■ WHAT THE TASK REQUIRES: Copy out the entries in full and with complete accuracy; pictures are excluded.
___ DATA FOR PROCESSING
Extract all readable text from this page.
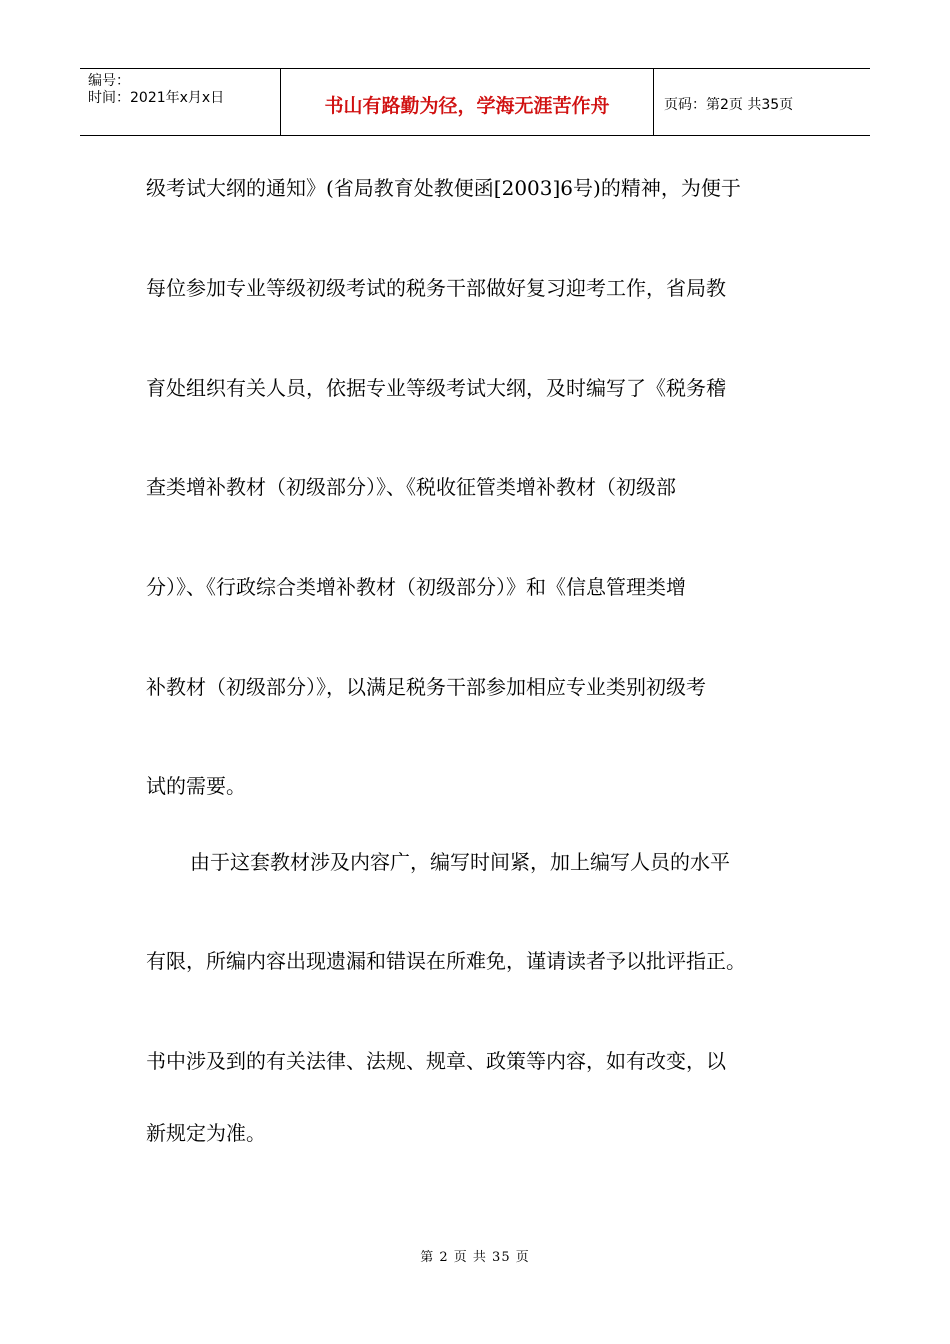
编号：
时间：2021年x月x日	书山有路勤为径，学海无涯苦作舟	页码：第2页 共35页
级考试大纲的通知》(省局教育处教便函[2003]6号)的精神，为便于
每位参加专业等级初级考试的税务干部做好复习迎考工作，省局教
育处组织有关人员，依据专业等级考试大纲，及时编写了《税务稽
查类增补教材（初级部分）》、《税收征管类增补教材（初级部
分）》、《行政综合类增补教材（初级部分）》和《信息管理类增
补教材（初级部分）》，以满足税务干部参加相应专业类别初级考
试的需要。
由于这套教材涉及内容广，编写时间紧，加上编写人员的水平
有限，所编内容出现遗漏和错误在所难免，谨请读者予以批评指正。
书中涉及到的有关法律、法规、规章、政策等内容，如有改变，以
新规定为准。
第 2 页 共 35 页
______
■ SOLUTION:
Extract all readable text from this page.
编号：
时间：2021年x月x日	书山有路勤为径，学海无涯苦作舟	页码：第2页 共35页
级考试大纲的通知》(省局教育处教便函[2003]6号)的精神，为便于
每位参加专业等级初级考试的税务干部做好复习迎考工作，省局教
育处组织有关人员，依据专业等级考试大纲，及时编写了《税务稽
查类增补教材（初级部分）》、《税收征管类增补教材（初级部
分）》、《行政综合类增补教材（初级部分）》和《信息管理类增
补教材（初级部分）》，以满足税务干部参加相应专业类别初级考
试的需要。
由于这套教材涉及内容广，编写时间紧，加上编写人员的水平
有限，所编内容出现遗漏和错误在所难免，谨请读者予以批评指正。
书中涉及到的有关法律、法规、规章、政策等内容，如有改变，以
新规定为准。
第 2 页 共 35 页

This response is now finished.